TASK DETAILS = Check the listing below line by line and report how many lines hold "Унечского", with no other words.

DATA FOR THIS EXERCISE =
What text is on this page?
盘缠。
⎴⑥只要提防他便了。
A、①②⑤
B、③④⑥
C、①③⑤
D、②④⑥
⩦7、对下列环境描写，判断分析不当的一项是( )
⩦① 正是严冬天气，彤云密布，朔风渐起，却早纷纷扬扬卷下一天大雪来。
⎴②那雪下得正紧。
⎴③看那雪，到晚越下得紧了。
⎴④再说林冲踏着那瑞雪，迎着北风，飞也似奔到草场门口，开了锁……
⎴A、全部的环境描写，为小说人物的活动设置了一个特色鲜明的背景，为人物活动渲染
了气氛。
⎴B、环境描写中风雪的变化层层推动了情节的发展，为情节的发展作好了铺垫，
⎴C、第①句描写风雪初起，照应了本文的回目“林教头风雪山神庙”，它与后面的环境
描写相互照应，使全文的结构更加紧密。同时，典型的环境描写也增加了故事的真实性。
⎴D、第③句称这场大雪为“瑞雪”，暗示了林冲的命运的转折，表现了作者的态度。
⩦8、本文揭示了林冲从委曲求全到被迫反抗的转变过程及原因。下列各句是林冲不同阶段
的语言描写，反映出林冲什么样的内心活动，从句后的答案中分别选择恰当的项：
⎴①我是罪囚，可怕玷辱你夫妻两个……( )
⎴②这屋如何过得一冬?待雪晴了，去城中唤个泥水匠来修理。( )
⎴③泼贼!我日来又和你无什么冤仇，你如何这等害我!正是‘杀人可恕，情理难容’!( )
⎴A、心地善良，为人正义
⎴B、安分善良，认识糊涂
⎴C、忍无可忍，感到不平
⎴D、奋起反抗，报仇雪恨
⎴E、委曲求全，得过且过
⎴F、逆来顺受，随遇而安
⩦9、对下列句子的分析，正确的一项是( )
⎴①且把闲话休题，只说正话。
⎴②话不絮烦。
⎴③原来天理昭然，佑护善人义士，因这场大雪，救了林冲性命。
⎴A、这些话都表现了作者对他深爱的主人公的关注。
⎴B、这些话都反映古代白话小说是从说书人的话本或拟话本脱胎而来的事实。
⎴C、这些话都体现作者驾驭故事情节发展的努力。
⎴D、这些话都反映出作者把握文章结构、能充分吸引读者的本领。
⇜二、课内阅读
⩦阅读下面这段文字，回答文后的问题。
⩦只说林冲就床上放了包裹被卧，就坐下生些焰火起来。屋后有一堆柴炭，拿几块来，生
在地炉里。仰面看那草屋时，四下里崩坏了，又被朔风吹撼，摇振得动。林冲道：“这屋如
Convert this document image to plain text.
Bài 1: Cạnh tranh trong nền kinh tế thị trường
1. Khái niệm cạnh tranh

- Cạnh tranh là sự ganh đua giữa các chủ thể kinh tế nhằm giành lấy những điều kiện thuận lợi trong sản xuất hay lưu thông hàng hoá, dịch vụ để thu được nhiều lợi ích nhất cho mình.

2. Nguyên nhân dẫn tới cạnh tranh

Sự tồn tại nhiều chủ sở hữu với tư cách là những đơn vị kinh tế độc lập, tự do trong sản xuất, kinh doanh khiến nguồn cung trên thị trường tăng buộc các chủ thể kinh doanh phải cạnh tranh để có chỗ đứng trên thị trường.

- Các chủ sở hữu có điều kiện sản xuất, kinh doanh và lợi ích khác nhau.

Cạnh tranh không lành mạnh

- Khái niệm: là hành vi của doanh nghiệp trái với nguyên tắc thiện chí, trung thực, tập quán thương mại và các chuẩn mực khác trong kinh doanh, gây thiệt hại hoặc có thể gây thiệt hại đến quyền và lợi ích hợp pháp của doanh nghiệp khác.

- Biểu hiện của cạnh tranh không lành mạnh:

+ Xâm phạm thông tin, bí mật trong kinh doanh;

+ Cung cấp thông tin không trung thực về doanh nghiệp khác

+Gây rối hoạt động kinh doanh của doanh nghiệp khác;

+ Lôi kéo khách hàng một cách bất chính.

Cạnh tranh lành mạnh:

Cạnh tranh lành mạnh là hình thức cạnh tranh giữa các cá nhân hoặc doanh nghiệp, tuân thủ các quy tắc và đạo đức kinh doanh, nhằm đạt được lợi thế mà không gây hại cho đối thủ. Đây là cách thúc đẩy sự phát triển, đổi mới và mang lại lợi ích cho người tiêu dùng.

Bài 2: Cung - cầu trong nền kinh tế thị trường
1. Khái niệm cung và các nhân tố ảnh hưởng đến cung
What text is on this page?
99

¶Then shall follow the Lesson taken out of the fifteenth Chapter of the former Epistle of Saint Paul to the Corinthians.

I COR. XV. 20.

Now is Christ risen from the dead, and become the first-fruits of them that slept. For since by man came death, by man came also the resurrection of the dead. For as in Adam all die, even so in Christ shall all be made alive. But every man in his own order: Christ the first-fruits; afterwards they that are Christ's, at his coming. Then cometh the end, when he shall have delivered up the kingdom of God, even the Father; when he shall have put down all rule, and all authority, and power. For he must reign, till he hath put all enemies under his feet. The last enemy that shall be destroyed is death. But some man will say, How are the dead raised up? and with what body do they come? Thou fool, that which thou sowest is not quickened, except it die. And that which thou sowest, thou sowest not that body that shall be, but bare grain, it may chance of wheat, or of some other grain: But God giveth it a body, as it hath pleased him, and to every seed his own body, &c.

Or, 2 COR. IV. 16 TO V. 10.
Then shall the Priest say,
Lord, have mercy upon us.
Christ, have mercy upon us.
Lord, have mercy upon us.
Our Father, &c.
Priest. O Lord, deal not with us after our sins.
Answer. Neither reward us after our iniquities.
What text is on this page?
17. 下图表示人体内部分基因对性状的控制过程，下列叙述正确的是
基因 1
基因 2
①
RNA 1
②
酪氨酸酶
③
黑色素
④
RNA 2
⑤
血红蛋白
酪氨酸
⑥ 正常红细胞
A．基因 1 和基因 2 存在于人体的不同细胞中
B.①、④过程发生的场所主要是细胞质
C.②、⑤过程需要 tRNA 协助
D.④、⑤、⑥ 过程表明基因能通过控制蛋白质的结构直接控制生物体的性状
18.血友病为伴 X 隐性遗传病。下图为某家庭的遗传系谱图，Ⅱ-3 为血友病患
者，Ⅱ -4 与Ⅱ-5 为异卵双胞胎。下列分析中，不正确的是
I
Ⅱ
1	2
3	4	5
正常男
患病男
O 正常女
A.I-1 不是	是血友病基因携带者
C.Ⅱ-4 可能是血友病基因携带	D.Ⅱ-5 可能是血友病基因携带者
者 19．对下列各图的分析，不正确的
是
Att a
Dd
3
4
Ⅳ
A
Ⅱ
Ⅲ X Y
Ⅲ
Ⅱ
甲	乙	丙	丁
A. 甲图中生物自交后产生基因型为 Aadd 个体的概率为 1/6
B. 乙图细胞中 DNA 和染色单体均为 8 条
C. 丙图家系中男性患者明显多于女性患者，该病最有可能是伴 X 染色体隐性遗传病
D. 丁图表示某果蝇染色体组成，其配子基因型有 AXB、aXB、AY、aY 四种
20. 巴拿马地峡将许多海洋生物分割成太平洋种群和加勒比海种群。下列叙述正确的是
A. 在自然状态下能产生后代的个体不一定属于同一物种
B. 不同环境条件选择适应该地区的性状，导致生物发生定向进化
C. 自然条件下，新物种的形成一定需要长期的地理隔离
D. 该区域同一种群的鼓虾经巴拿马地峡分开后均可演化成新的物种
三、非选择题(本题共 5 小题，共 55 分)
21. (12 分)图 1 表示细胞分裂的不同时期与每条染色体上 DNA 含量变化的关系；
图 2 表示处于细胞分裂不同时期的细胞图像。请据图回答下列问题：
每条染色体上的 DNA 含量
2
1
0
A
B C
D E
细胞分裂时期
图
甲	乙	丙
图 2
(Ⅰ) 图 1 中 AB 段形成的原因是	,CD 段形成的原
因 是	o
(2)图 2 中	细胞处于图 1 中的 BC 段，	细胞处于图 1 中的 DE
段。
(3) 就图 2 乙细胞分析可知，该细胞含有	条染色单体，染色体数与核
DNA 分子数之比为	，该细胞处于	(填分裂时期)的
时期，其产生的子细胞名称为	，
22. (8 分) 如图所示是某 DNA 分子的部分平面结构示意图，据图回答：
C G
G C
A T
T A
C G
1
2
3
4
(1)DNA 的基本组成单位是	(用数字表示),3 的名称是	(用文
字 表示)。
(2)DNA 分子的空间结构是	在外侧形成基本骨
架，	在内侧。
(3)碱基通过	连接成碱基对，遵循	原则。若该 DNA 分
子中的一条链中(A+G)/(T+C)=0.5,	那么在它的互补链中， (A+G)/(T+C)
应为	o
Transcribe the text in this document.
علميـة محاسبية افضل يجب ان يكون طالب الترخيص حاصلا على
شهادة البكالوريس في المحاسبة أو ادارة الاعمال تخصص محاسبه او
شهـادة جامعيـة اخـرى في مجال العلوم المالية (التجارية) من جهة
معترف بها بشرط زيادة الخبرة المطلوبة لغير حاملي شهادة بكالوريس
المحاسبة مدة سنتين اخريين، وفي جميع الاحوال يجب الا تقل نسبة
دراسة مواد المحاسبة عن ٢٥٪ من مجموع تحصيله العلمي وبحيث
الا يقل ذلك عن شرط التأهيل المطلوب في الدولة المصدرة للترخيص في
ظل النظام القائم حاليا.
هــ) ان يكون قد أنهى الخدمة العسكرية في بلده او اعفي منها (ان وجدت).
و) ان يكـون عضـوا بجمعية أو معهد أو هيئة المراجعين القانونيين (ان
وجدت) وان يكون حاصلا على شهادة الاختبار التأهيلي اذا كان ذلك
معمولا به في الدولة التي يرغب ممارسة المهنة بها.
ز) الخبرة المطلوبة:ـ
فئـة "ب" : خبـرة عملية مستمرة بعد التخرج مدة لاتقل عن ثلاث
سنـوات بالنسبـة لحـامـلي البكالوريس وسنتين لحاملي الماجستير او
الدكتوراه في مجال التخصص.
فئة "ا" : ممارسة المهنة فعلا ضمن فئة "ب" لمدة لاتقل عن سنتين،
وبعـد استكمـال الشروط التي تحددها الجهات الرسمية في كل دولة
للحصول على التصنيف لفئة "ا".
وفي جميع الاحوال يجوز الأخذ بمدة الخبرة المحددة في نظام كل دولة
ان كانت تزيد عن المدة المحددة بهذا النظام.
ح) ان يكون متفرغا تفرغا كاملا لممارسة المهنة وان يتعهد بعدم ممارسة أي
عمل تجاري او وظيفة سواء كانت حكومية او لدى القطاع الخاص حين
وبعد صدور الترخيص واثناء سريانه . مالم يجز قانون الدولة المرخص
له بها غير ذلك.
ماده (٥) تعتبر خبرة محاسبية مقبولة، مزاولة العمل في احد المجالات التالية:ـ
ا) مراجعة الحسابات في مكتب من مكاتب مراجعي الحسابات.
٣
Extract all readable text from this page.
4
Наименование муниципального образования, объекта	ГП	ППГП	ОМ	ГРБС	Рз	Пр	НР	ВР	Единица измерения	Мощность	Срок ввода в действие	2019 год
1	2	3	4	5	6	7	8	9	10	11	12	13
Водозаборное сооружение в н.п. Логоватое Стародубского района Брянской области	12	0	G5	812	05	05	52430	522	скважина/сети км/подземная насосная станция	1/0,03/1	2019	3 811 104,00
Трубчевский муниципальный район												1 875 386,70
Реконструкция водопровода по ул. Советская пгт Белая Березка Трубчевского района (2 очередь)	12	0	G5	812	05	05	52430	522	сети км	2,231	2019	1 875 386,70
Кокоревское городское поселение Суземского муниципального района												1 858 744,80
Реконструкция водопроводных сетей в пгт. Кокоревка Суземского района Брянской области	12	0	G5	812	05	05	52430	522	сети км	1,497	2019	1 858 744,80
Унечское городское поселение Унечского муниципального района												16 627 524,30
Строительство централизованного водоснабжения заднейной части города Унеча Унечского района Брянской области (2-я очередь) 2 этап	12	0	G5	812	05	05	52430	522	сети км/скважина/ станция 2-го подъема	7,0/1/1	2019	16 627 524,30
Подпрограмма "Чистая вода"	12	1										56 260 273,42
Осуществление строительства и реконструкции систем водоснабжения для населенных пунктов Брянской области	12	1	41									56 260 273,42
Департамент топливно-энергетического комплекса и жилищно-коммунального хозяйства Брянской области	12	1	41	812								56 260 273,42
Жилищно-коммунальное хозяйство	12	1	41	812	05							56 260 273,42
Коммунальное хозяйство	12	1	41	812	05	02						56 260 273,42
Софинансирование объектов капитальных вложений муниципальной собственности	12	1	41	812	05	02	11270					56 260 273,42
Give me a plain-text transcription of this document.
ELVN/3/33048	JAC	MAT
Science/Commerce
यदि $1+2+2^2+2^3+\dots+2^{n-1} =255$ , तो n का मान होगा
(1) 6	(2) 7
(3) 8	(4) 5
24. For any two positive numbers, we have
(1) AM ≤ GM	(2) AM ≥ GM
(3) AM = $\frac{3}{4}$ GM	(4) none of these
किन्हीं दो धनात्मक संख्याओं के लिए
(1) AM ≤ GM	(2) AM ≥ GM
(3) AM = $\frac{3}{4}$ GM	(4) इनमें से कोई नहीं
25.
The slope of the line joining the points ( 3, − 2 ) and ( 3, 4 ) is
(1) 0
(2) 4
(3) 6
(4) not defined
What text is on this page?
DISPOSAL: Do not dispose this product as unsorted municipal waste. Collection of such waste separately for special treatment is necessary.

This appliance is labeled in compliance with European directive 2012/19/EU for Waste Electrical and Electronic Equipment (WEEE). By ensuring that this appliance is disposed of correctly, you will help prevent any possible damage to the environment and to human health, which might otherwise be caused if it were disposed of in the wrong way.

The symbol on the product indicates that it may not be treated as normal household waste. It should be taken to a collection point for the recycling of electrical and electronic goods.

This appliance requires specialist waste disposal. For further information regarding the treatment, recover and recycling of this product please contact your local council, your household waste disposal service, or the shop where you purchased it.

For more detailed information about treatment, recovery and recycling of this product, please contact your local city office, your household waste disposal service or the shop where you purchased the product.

SOLUTION TO THIS EXERCISE = 2